Record excerpts:

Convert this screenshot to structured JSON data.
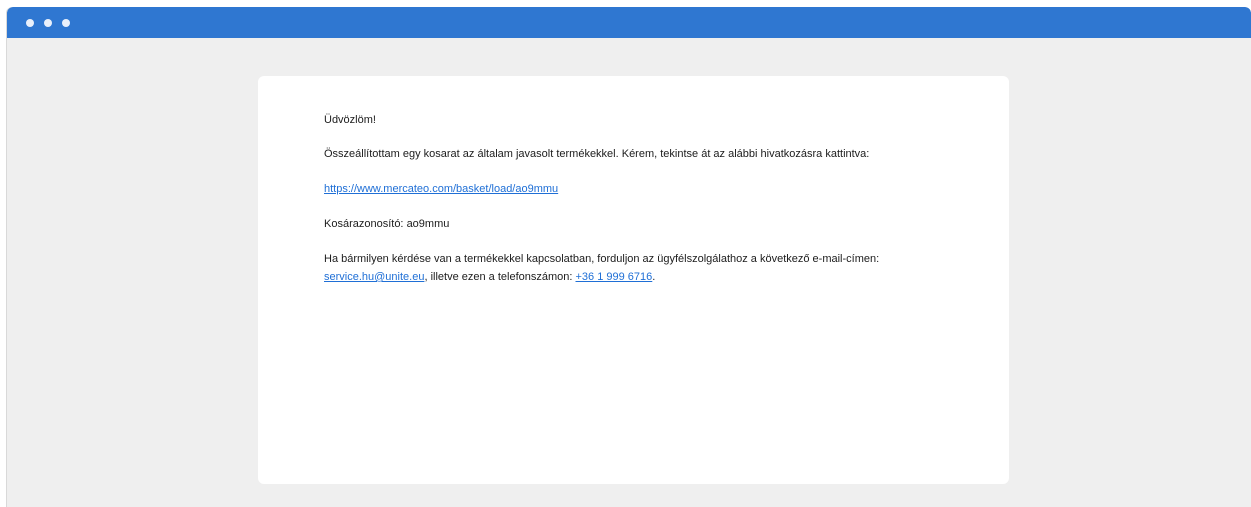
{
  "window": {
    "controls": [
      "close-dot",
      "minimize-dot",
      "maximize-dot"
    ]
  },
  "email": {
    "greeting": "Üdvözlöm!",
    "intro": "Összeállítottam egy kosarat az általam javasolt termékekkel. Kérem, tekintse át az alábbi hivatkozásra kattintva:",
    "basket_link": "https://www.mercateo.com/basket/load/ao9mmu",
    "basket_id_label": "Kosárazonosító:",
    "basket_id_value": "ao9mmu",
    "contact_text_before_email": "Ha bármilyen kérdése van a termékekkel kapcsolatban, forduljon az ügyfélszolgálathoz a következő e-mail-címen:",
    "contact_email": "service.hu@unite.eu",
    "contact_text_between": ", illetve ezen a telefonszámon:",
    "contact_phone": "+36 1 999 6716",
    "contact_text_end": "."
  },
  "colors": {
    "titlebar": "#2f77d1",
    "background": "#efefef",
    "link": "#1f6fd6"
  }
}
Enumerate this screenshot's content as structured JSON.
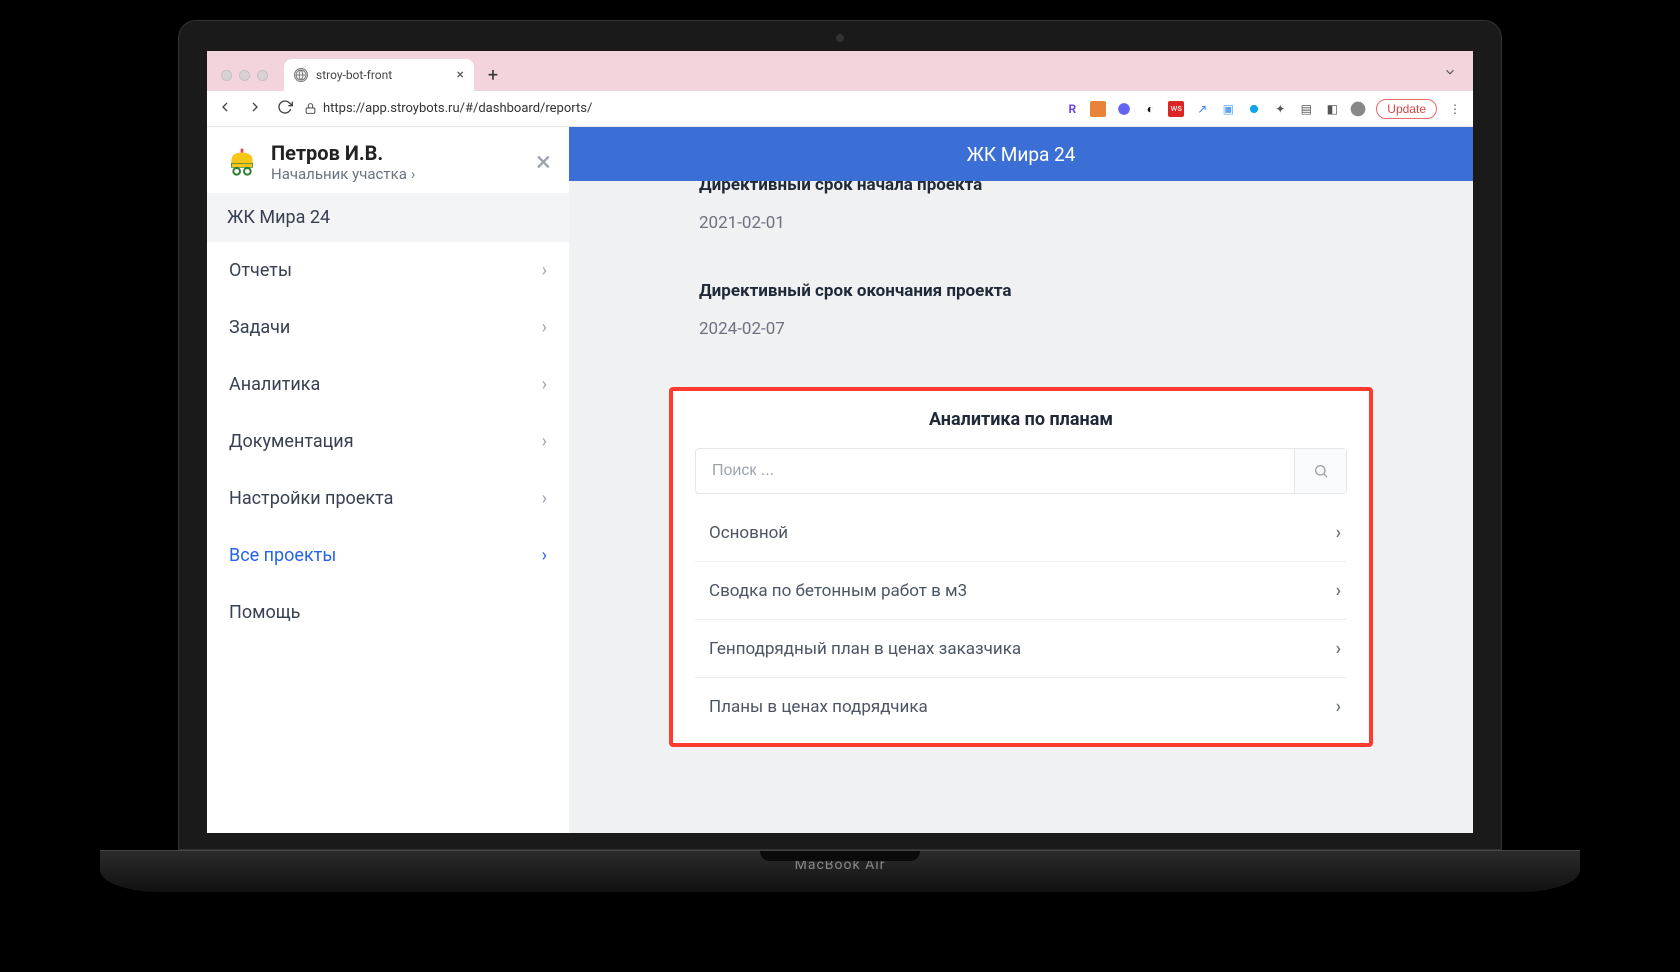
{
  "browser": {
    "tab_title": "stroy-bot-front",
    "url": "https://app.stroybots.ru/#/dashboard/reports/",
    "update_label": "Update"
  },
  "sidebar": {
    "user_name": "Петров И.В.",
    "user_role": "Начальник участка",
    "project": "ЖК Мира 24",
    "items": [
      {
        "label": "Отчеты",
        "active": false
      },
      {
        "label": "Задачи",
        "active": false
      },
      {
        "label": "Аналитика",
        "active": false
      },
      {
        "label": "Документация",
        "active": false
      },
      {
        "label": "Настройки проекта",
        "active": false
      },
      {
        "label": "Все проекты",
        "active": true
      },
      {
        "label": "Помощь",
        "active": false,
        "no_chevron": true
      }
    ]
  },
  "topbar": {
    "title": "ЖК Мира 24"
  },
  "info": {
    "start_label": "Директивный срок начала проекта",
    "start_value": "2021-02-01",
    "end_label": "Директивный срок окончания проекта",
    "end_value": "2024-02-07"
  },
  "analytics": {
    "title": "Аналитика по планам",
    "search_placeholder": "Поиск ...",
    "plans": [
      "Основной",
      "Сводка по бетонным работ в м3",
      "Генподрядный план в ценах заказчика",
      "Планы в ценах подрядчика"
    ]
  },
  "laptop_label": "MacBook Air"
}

Stated problem: Copy the entries above faithfully and omit every image.

Solved problem:
Convert this screenshot to structured JSON data.
{
  "window": {
    "controls": [
      "close-dot",
      "minimize-dot",
      "maximize-dot"
    ]
  },
  "email": {
    "greeting": "Üdvözlöm!",
    "intro": "Összeállítottam egy kosarat az általam javasolt termékekkel. Kérem, tekintse át az alábbi hivatkozásra kattintva:",
    "basket_link": "https://www.mercateo.com/basket/load/ao9mmu",
    "basket_id_label": "Kosárazonosító:",
    "basket_id_value": "ao9mmu",
    "contact_text_before_email": "Ha bármilyen kérdése van a termékekkel kapcsolatban, forduljon az ügyfélszolgálathoz a következő e-mail-címen:",
    "contact_email": "service.hu@unite.eu",
    "contact_text_between": ", illetve ezen a telefonszámon:",
    "contact_phone": "+36 1 999 6716",
    "contact_text_end": "."
  },
  "colors": {
    "titlebar": "#2f77d1",
    "background": "#efefef",
    "link": "#1f6fd6"
  }
}
Enumerate this screenshot's content as structured JSON.
{
  "browser": {
    "tab_title": "stroy-bot-front",
    "url": "https://app.stroybots.ru/#/dashboard/reports/",
    "update_label": "Update"
  },
  "sidebar": {
    "user_name": "Петров И.В.",
    "user_role": "Начальник участка",
    "project": "ЖК Мира 24",
    "items": [
      {
        "label": "Отчеты",
        "active": false
      },
      {
        "label": "Задачи",
        "active": false
      },
      {
        "label": "Аналитика",
        "active": false
      },
      {
        "label": "Документация",
        "active": false
      },
      {
        "label": "Настройки проекта",
        "active": false
      },
      {
        "label": "Все проекты",
        "active": true
      },
      {
        "label": "Помощь",
        "active": false,
        "no_chevron": true
      }
    ]
  },
  "topbar": {
    "title": "ЖК Мира 24"
  },
  "info": {
    "start_label": "Директивный срок начала проекта",
    "start_value": "2021-02-01",
    "end_label": "Директивный срок окончания проекта",
    "end_value": "2024-02-07"
  },
  "analytics": {
    "title": "Аналитика по планам",
    "search_placeholder": "Поиск ...",
    "plans": [
      "Основной",
      "Сводка по бетонным работ в м3",
      "Генподрядный план в ценах заказчика",
      "Планы в ценах подрядчика"
    ]
  },
  "laptop_label": "MacBook Air"
}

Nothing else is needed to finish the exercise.